Istruzioni operative:
Trascrivi senza alcuna modifica le righe dei record, cominciando da quella che contiene "subplot-7: -500 0" e fermandoti dopo quella che contiene "legend: consigne Parc Eolien1". Non riportare nient'altro.

Record forniti:

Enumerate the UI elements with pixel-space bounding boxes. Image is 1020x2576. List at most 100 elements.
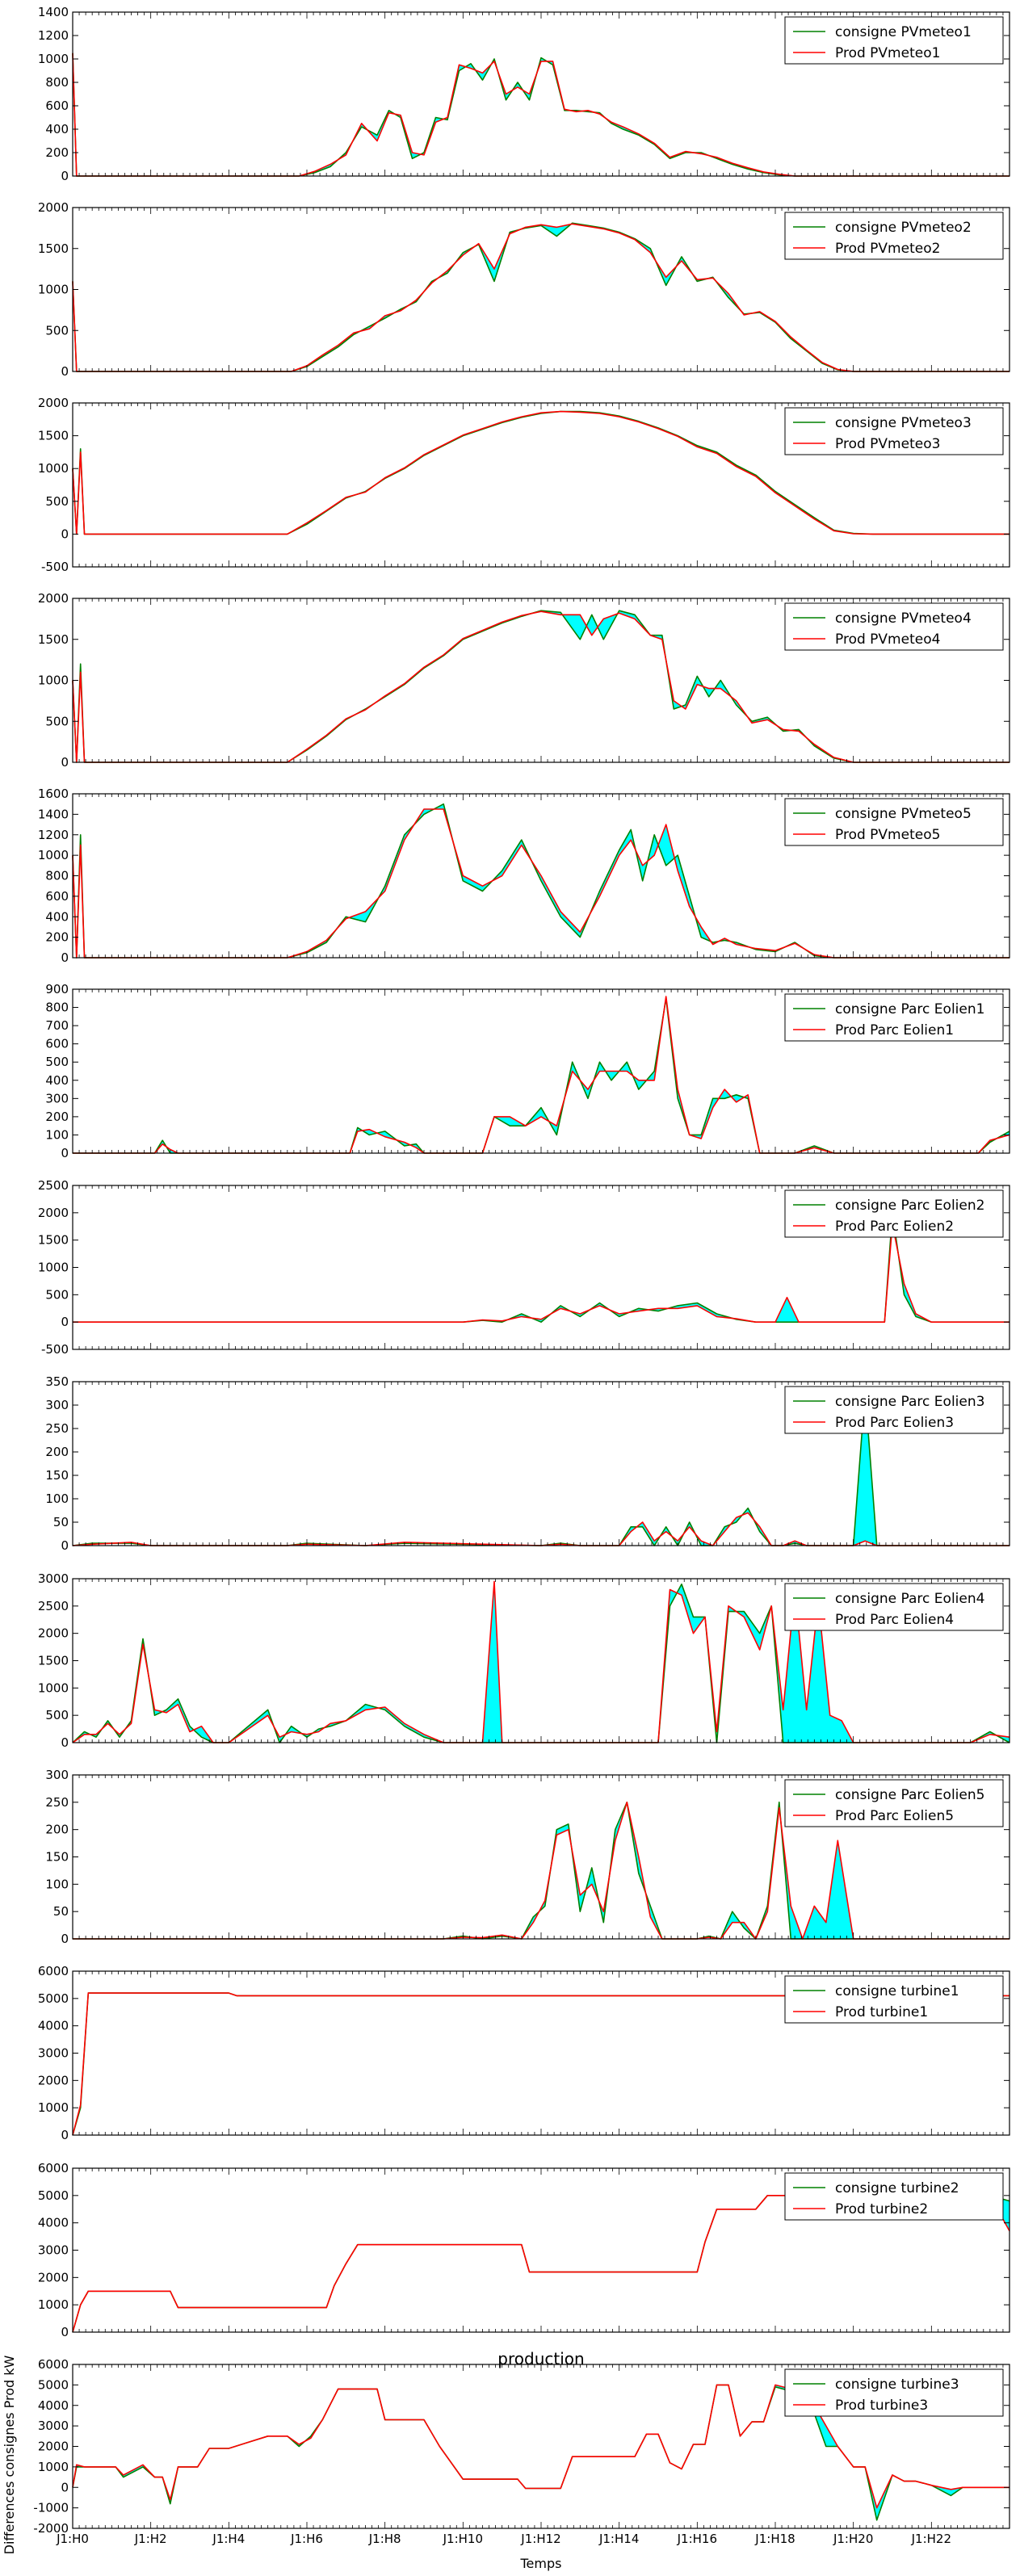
subplot-7: -500 0 500 1000 1500 2000 2500 consigne Parc Eo… (38, 1178, 1010, 1357)
y-tick-label: 500 (45, 1708, 69, 1722)
y-tick-label: 0 (61, 755, 69, 770)
legend-label: Prod PVmeteo1 (835, 45, 940, 61)
y-tick-label: 1000 (38, 1261, 69, 1275)
legend-frame (784, 1975, 1004, 2024)
legend: consigne turbine2 Prod turbine2 (784, 2172, 1004, 2221)
legend-label: consigne Parc Eolien2 (835, 1198, 984, 1214)
prod-line (72, 2384, 1010, 2509)
x-tick-label: J1:H18 (754, 2532, 795, 2546)
y-tick-label: 2000 (38, 2440, 69, 2454)
legend-frame (784, 798, 1004, 846)
y-tick-label: 150 (45, 1468, 69, 1483)
y-tick-label: 1000 (38, 2297, 69, 2312)
legend-label: Prod Parc Eolien5 (835, 1808, 954, 1824)
y-tick-label: 0 (61, 2325, 69, 2339)
y-tick-label: 2000 (38, 1626, 69, 1641)
y-tick-label: 1200 (38, 828, 69, 842)
y-tick-label: 1200 (38, 28, 69, 43)
y-tick-label: 200 (45, 1823, 69, 1837)
legend-label: consigne PVmeteo4 (835, 610, 972, 627)
y-tick-label: 6000 (38, 1964, 69, 1978)
y-tick-label: 400 (45, 122, 69, 136)
legend: consigne Parc Eolien1 Prod Parc Eolien1 (784, 993, 1004, 1042)
legend-label: Prod turbine1 (835, 2004, 928, 2020)
legend-label: Prod Parc Eolien1 (835, 1022, 954, 1038)
legend-label: consigne PVmeteo2 (835, 220, 972, 236)
legend-frame (784, 2172, 1004, 2221)
legend-label: consigne turbine1 (835, 1983, 959, 1999)
x-axis-label: Temps (520, 2556, 562, 2571)
y-tick-label: 350 (45, 1374, 69, 1389)
subplot-11: 0 1000 2000 3000 4000 5000 6000 consigne turbin… (38, 1964, 1010, 2142)
y-tick-label: 0 (61, 1315, 69, 1329)
y-tick-label: 5000 (38, 2188, 69, 2203)
legend: consigne PVmeteo4 Prod PVmeteo4 (784, 602, 1004, 651)
y-tick-label: 5000 (38, 1991, 69, 2006)
y-tick-label: 300 (45, 1768, 69, 1782)
y-tick-label: 0 (61, 950, 69, 965)
y-tick-label: 2500 (38, 1599, 69, 1613)
y-tick-label: 500 (45, 323, 69, 338)
subplot-title: production (497, 2349, 584, 2368)
legend-frame (784, 2368, 1004, 2417)
y-tick-label: 1000 (38, 848, 69, 862)
y-tick-label: 0 (61, 527, 69, 541)
legend: consigne Parc Eolien4 Prod Parc Eolien4 (784, 1583, 1004, 1631)
subplot-9: 0 500 1000 1500 2000 2500 3000 consigne Parc Eo… (38, 1571, 1010, 1750)
y-tick-label: 50 (53, 1515, 69, 1529)
x-tick-label: J1:H14 (598, 2532, 639, 2546)
prod-line (72, 223, 1010, 372)
y-tick-label: 6000 (38, 2161, 69, 2175)
legend: consigne PVmeteo1 Prod PVmeteo1 (784, 16, 1004, 65)
legend-label: consigne PVmeteo3 (835, 415, 972, 431)
prod-line (73, 1223, 1010, 1323)
x-tick-label: J1:H8 (368, 2532, 401, 2546)
y-tick-label: 400 (45, 909, 69, 924)
y-tick-label: 800 (45, 75, 69, 90)
y-tick-label: 900 (45, 982, 69, 996)
y-tick-label: 1000 (38, 52, 69, 66)
y-tick-label: 300 (45, 1091, 69, 1105)
y-tick-label: 200 (45, 930, 69, 945)
y-tick-label: 3000 (38, 2046, 69, 2061)
legend: consigne Parc Eolien2 Prod Parc Eolien2 (784, 1189, 1004, 1238)
legend-label: consigne Parc Eolien5 (835, 1787, 984, 1803)
legend-frame (784, 1386, 1004, 1434)
legend-label: Prod PVmeteo2 (835, 241, 940, 257)
y-tick-label: 400 (45, 1073, 69, 1088)
y-axis-label: Differences consignes Prod kW (2, 2355, 17, 2554)
prod-line (72, 1512, 1010, 1546)
y-tick-label: 800 (45, 869, 69, 883)
legend-frame (784, 602, 1004, 651)
legend-label: Prod Parc Eolien4 (835, 1612, 954, 1628)
subplot-12: 0 1000 2000 3000 4000 5000 6000 consigne turbin… (38, 2161, 1010, 2339)
y-tick-label: 6000 (38, 2357, 69, 2372)
legend-label: Prod turbine3 (835, 2398, 928, 2414)
legend-label: consigne Parc Eolien4 (835, 1591, 984, 1607)
y-tick-label: 2000 (38, 396, 69, 410)
y-tick-label: 3000 (38, 1571, 69, 1586)
subplot-1: 0 200 400 600 800 1000 1200 1400 consigne PVmete… (38, 5, 1010, 183)
y-tick-label: 100 (45, 1127, 69, 1142)
y-tick-label: 2000 (38, 200, 69, 215)
y-tick-label: 0 (61, 2128, 69, 2142)
legend-label: consigne Parc Eolien1 (835, 1001, 984, 1017)
y-tick-label: 1000 (38, 673, 69, 688)
prod-line (72, 610, 1010, 763)
x-tick-label: J1:H22 (911, 2532, 951, 2546)
y-tick-label: 600 (45, 889, 69, 904)
legend-frame (784, 1189, 1004, 1238)
y-tick-label: 1500 (38, 1654, 69, 1668)
legend-label: Prod PVmeteo5 (835, 827, 940, 843)
y-tick-label: 1000 (38, 461, 69, 476)
x-tick-label: J1:H4 (212, 2532, 245, 2546)
legend-frame (784, 1779, 1004, 1827)
y-tick-label: 2000 (38, 591, 69, 606)
legend: consigne PVmeteo3 Prod PVmeteo3 (784, 407, 1004, 455)
legend-label: consigne turbine3 (835, 2377, 959, 2393)
x-tick-label: J1:H2 (134, 2532, 167, 2546)
x-tick-label: J1:H16 (677, 2532, 717, 2546)
legend: consigne PVmeteo2 Prod PVmeteo2 (784, 212, 1004, 260)
y-tick-label: 1400 (38, 5, 69, 19)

Esercizio svolto:
subplot-7: -500 0 500 1000 1500 2000 2500 consigne Parc Eo… (38, 1178, 1010, 1357)
y-tick-label: 500 (45, 1708, 69, 1722)
y-tick-label: 0 (61, 755, 69, 770)
legend-label: Prod PVmeteo1 (835, 45, 940, 61)
y-tick-label: 1000 (38, 1261, 69, 1275)
legend-frame (784, 1975, 1004, 2024)
legend: consigne turbine2 Prod turbine2 (784, 2172, 1004, 2221)
legend-label: consigne Parc Eolien2 (835, 1198, 984, 1214)
prod-line (72, 2384, 1010, 2509)
x-tick-label: J1:H18 (754, 2532, 795, 2546)
y-tick-label: 2000 (38, 2440, 69, 2454)
legend-frame (784, 798, 1004, 846)
y-tick-label: 150 (45, 1468, 69, 1483)
y-tick-label: 1000 (38, 2297, 69, 2312)
legend-label: Prod Parc Eolien5 (835, 1808, 954, 1824)
y-tick-label: 0 (61, 2325, 69, 2339)
y-tick-label: 2000 (38, 1626, 69, 1641)
y-tick-label: 1200 (38, 828, 69, 842)
y-tick-label: 1200 (38, 28, 69, 43)
y-tick-label: 200 (45, 1823, 69, 1837)
legend-label: consigne PVmeteo4 (835, 610, 972, 627)
y-tick-label: 6000 (38, 1964, 69, 1978)
y-tick-label: 400 (45, 122, 69, 136)
legend: consigne Parc Eolien1 Prod Parc Eolien1 (784, 993, 1004, 1042)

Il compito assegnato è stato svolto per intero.